EXERCISE TEXT:
Am Montag 23 Juni 2008 schrieb Martin Steigerwald:
> Am Montag 23 Juni 2008 schrieb Mark:
> > I ran a round of tests using 5 threads, to resemble 1 runnable and 1
> > waiting on each CPU, plus 1 more waiting. In other words, lightly
> > overloaded. XFS was the clear winner, with 378 MB/sec using the
> > "noop" scheduler. The "deadline" scheduler was a close second, with
> > 371 MB/sec.
> >
> > Here was the first twist: The completely fair queueing (CFQ)
> > scheduler seriously impeded XFS performance, so badly that even
> > "noop" out-performed it when the CPU was running at 40% clock.

RECORD SET:
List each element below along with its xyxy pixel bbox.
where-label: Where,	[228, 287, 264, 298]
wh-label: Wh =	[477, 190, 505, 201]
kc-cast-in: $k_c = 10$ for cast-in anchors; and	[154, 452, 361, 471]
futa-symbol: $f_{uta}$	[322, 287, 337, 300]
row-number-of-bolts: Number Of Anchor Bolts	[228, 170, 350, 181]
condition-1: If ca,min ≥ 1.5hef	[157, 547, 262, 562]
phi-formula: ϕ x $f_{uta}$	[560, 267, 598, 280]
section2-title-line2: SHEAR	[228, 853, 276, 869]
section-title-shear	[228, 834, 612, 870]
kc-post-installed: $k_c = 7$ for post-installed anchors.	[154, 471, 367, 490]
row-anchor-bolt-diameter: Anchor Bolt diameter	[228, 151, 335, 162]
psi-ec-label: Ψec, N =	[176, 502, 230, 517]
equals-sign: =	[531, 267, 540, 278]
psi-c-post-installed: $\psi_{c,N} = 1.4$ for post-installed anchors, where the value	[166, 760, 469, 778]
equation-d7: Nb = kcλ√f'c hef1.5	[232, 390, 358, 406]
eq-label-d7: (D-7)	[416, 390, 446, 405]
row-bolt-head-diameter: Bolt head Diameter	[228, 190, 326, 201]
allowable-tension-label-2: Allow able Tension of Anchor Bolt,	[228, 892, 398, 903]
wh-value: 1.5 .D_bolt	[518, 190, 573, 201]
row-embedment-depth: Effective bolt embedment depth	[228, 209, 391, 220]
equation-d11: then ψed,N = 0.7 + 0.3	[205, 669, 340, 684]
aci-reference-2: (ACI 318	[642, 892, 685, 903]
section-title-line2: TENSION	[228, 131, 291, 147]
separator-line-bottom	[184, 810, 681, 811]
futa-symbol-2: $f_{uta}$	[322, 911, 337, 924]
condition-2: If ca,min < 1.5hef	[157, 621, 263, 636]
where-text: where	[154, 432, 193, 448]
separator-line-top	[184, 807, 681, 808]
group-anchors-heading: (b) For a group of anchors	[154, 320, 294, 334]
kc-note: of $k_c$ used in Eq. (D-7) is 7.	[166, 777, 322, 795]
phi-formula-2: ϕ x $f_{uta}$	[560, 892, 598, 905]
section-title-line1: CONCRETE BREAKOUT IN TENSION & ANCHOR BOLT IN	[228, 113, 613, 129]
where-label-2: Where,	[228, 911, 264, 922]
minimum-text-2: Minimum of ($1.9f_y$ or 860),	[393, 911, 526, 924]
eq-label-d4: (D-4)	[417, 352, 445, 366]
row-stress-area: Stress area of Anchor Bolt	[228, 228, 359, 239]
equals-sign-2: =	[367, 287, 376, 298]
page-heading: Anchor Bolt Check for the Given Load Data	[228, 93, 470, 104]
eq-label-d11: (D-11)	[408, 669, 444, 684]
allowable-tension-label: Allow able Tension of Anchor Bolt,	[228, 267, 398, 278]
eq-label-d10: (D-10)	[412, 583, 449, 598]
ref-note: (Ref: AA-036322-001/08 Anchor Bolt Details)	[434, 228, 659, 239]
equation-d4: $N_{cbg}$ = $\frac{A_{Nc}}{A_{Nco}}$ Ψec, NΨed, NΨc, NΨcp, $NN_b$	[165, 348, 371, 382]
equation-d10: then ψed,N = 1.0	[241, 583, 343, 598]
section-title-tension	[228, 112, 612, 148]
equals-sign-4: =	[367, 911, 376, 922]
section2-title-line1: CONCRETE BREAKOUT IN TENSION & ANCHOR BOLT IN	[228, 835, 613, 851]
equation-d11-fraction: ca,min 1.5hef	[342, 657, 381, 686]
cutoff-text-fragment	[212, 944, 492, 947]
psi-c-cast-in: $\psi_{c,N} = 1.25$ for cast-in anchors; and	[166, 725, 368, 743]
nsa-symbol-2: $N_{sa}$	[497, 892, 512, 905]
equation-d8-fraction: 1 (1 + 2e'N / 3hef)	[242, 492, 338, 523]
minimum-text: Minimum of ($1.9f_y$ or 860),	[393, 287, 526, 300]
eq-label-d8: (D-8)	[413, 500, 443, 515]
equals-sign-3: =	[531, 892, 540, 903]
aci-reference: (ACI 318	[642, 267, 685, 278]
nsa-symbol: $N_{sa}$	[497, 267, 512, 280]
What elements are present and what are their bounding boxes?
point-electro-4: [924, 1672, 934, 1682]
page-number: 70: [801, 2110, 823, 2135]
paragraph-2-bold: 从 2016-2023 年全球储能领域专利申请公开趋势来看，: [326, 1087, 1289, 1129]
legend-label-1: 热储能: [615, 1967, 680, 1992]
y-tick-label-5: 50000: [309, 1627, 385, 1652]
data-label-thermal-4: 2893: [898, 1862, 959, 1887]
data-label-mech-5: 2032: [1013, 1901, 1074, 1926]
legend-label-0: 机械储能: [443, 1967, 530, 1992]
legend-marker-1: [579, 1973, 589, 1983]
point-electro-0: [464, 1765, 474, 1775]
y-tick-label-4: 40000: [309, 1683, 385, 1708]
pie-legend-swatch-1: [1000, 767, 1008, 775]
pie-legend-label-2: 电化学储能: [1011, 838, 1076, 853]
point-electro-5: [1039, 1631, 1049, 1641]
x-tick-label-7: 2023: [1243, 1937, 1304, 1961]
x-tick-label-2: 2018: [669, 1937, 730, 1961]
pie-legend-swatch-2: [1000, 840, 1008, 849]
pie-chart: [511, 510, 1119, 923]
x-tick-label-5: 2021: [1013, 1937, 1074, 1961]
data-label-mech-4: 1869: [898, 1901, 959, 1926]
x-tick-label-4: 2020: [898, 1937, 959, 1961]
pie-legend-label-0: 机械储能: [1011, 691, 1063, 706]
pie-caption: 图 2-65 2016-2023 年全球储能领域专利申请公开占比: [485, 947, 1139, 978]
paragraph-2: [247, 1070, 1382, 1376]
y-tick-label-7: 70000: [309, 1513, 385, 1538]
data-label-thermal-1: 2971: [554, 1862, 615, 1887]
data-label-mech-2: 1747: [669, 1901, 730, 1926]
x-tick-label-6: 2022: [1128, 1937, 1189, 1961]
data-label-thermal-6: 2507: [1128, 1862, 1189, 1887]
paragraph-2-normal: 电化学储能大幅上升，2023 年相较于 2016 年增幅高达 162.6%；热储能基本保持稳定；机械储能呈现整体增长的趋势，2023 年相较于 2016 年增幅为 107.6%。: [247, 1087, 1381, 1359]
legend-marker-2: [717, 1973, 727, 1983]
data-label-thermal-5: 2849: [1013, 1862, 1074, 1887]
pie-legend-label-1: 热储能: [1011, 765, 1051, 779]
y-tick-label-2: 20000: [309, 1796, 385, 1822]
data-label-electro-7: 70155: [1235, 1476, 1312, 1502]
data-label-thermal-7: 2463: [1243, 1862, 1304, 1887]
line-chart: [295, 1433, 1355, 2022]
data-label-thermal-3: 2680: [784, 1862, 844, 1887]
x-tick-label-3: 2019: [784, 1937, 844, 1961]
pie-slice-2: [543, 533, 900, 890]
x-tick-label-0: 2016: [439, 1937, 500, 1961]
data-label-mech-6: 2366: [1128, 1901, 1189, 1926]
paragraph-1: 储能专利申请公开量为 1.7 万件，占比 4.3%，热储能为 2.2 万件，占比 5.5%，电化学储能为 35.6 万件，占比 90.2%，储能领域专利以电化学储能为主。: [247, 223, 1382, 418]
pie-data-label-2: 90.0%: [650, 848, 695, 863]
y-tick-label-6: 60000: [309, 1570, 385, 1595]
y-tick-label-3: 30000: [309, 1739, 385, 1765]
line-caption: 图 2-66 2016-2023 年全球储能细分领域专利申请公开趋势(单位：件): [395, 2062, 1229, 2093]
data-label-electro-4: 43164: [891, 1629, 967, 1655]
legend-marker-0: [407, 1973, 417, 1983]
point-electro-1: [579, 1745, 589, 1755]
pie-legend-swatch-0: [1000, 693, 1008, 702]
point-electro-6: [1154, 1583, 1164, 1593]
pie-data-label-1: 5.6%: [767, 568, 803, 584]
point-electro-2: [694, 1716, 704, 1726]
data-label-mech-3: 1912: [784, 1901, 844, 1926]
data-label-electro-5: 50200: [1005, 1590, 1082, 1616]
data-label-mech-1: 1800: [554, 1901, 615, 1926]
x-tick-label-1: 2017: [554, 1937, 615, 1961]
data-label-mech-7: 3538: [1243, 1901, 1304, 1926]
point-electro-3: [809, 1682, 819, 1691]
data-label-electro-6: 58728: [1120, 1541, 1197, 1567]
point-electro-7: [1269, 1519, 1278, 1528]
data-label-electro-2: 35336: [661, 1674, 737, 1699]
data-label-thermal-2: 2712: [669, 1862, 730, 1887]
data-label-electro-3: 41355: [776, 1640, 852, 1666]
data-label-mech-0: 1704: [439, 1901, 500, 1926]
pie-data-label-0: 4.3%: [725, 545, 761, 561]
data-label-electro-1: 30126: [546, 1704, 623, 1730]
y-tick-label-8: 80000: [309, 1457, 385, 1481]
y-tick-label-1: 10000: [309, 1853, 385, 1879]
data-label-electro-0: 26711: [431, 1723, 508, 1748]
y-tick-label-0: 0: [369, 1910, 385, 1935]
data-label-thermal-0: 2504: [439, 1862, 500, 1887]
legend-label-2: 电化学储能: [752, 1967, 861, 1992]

QUESTIONS ON THE MATERIAL:
1. Using the email about XFS and disk schedulers, decide whether each statement agrees with it: (a) the tests were run with 5 threads; (b) XFS got its best result with the "deadline" scheduler; (c) the CFQ scheduler helped XFS performance. Answer yes or no for each, and quote the words from the email that settle it.
2. Write the next part of the email about XFS and disk schedulers, picking up right after its last sentence.

ANSWERS BY ITEM NUMBER:
1.
(a) Yes: "I ran a round of tests using 5 threads"
(b) No: "The "deadline" scheduler was a close second"
(c) No: "seriously impeded XFS performance"

2.
>
> [...]
>
> > I re-ran all tests with 20 threads, to simulate severe process I/O
> > overloading. Even on my 2-CPU system, XFS scaled somewhat, achieving
> > 403 MB/sec with "deadline" and 401 MB/sec with "anticipatory." CFQ
> > didn't hurt the throughput as much this time, but it still came in
> > last (263 MB/sec).
>
> Thats interesting. I was curious and thus switched from cfq to deadline
> scheduler during parallel I/O workload on my ThinkPad T42 (aptitude
> upgrade / kmail receiving mails from POP3 account).
>
> It subjectively feeled way faster with deadline. I always wondered
> about the slowness of my ThinkPad T42 at massive parallel I/O. Now it
> feels a lot more responsive. Its as if I bought a new super-seek
> harddisk or what (compared to before).
It feels like I have a completely different system. Not only on massive
parallel I/O. Starting OpenOffice... starting KDE apps... deadline seems
to outperform cfq regarding subjectively perceived desktop performance to
no end. That difference is absolutely astonishing for me. My ThinkPad
*flies* compared to before.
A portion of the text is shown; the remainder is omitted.